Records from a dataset
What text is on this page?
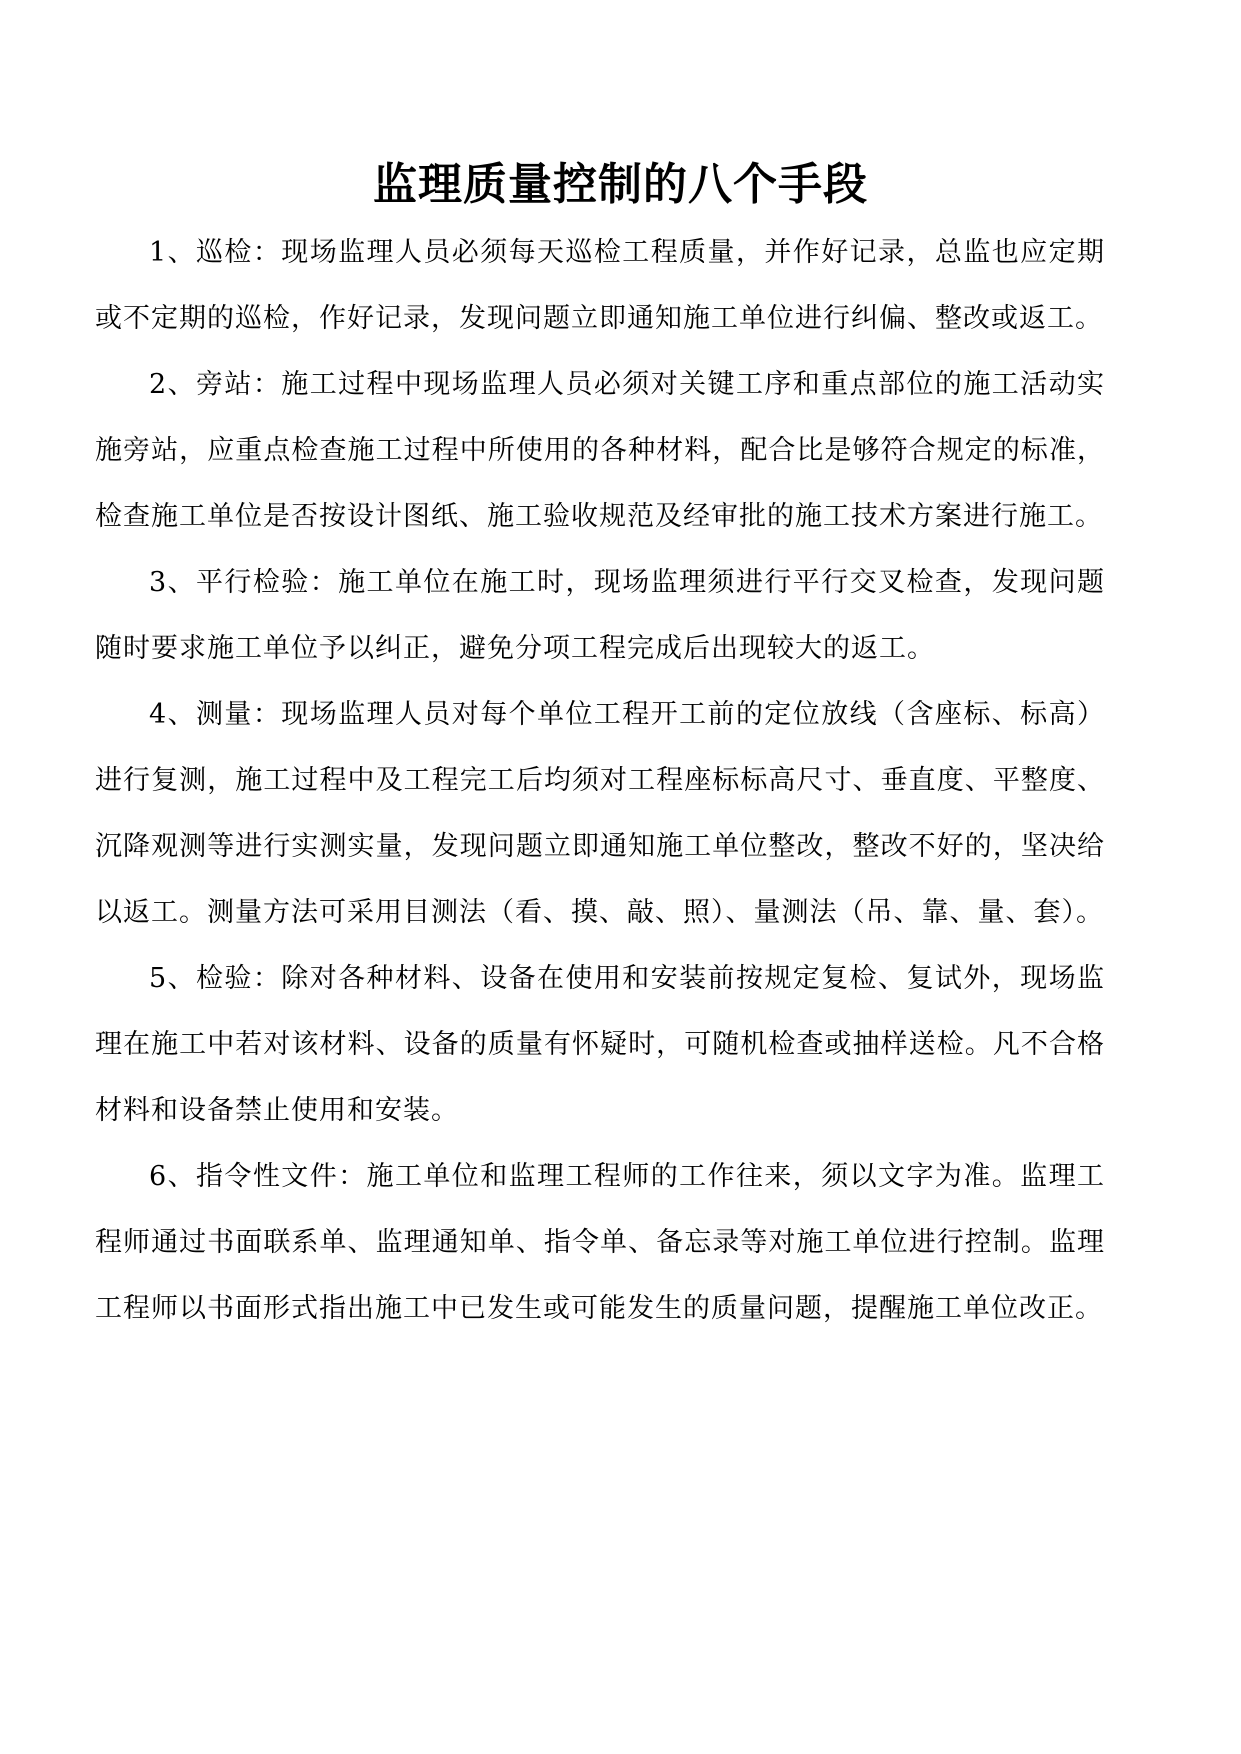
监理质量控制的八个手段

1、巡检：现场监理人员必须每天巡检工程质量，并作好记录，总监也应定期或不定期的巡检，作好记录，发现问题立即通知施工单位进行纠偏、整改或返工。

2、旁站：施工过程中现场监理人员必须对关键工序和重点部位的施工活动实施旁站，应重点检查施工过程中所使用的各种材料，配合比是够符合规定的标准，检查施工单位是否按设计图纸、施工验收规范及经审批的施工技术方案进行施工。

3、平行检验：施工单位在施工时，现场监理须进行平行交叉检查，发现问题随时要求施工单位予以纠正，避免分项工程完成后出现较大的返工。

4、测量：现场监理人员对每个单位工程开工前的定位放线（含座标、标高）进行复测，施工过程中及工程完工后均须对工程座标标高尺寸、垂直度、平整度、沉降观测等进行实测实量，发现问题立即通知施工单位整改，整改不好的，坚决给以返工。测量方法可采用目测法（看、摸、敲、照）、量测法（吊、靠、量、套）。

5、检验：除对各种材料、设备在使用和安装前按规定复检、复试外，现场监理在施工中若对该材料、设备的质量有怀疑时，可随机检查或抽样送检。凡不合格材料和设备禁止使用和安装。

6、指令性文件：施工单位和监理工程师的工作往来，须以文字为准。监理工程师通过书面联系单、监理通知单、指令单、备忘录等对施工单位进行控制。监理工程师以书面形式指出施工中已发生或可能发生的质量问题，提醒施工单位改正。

--

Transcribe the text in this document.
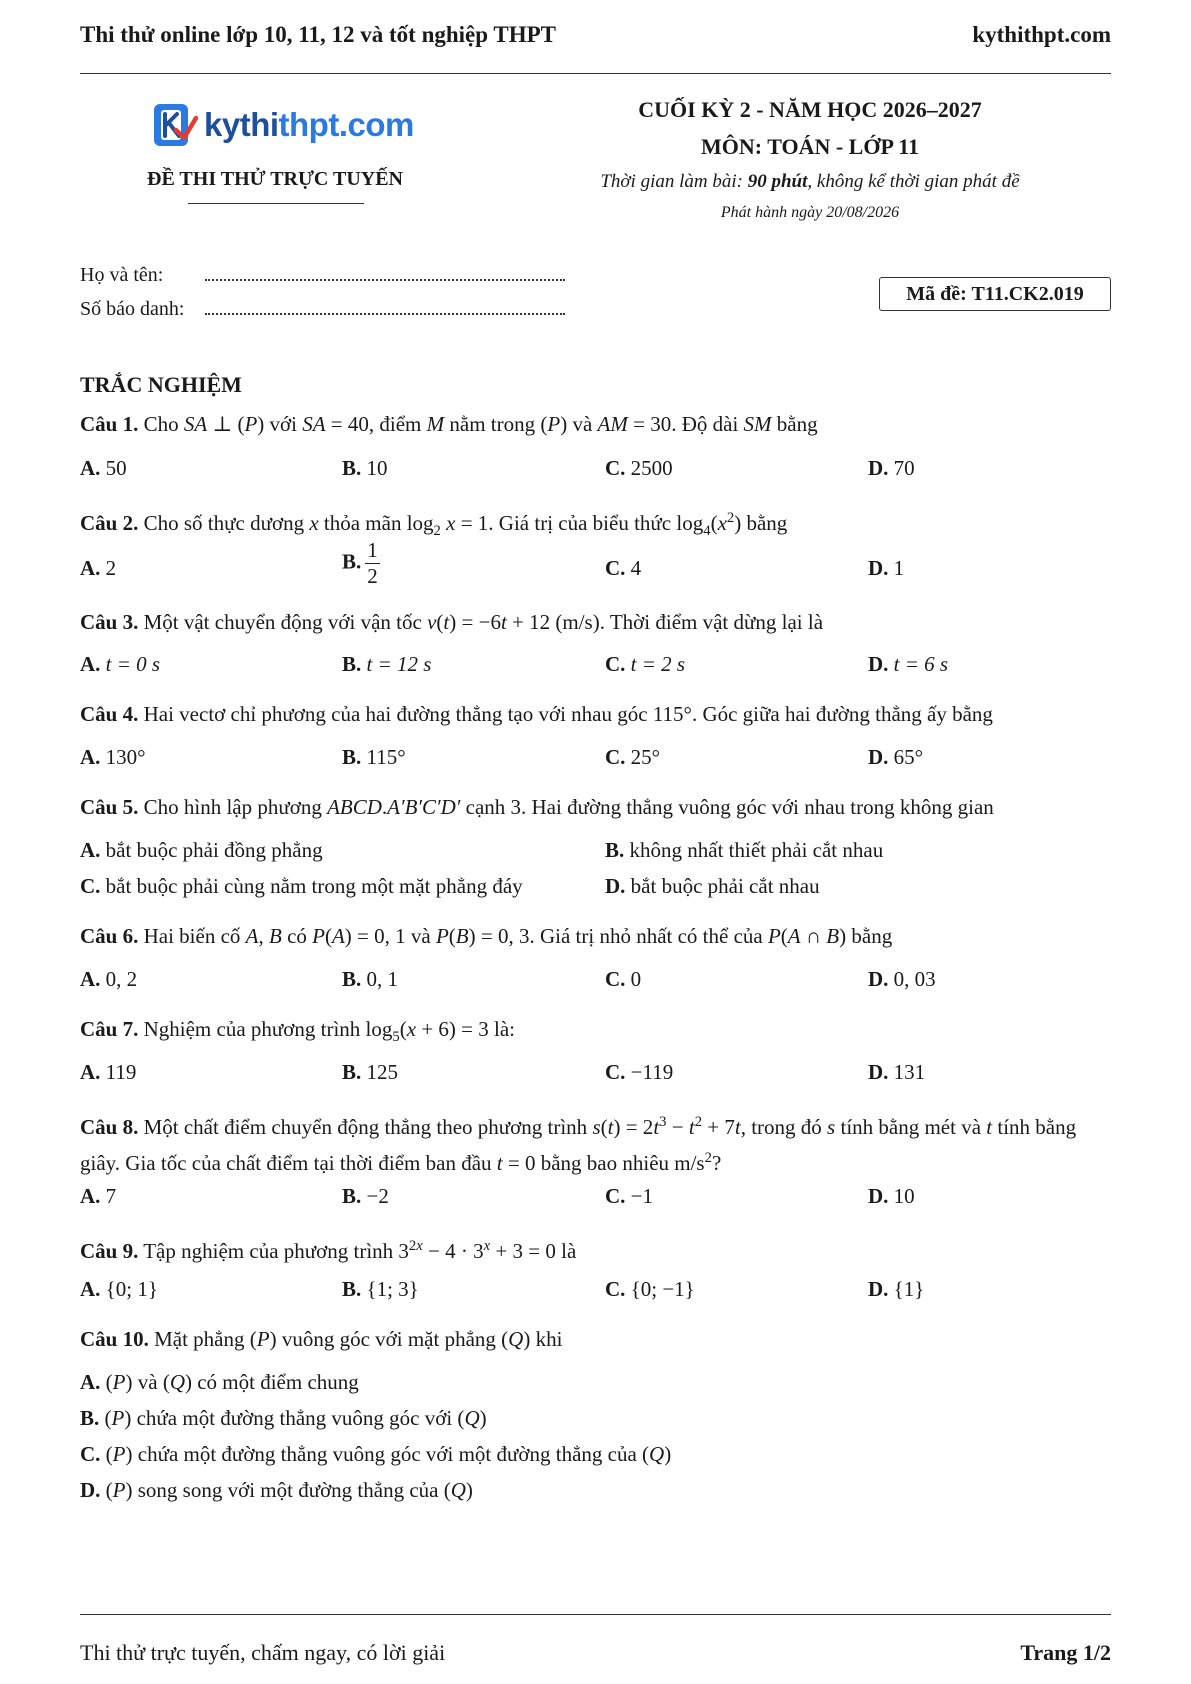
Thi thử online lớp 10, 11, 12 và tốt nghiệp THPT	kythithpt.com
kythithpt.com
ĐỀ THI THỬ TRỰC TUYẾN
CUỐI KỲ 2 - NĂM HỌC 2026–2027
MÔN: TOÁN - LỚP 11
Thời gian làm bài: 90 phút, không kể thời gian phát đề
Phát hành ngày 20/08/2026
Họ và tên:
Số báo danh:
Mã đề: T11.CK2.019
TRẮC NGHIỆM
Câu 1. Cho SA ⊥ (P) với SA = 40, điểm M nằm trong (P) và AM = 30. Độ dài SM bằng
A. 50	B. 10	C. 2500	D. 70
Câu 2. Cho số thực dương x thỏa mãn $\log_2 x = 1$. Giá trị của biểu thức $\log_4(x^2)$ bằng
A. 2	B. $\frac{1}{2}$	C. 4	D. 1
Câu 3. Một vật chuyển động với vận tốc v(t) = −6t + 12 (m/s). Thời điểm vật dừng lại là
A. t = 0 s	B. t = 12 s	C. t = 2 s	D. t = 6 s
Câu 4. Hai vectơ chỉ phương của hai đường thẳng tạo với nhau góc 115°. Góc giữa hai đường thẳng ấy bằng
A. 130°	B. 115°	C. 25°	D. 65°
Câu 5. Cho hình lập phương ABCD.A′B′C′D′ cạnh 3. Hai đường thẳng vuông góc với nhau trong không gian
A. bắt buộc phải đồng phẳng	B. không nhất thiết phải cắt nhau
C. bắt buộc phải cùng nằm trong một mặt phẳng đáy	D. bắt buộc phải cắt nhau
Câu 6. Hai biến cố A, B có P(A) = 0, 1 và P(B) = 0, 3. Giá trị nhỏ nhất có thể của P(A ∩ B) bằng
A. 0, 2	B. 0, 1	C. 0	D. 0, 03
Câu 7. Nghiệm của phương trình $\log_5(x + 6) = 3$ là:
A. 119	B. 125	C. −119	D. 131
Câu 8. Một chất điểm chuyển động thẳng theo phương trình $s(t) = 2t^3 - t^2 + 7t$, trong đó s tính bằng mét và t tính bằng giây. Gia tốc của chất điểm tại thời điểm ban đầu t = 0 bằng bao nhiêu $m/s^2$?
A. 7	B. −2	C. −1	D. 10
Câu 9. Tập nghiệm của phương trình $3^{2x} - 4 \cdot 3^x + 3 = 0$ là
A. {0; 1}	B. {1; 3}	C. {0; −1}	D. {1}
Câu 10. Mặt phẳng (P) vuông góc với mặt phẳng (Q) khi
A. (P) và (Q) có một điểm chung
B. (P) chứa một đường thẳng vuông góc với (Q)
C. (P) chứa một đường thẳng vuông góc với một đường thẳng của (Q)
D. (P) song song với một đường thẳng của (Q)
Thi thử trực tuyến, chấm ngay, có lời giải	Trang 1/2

## What you should do
State how many lines hold the word "nhất". The number is the whole answer.

## The reply
2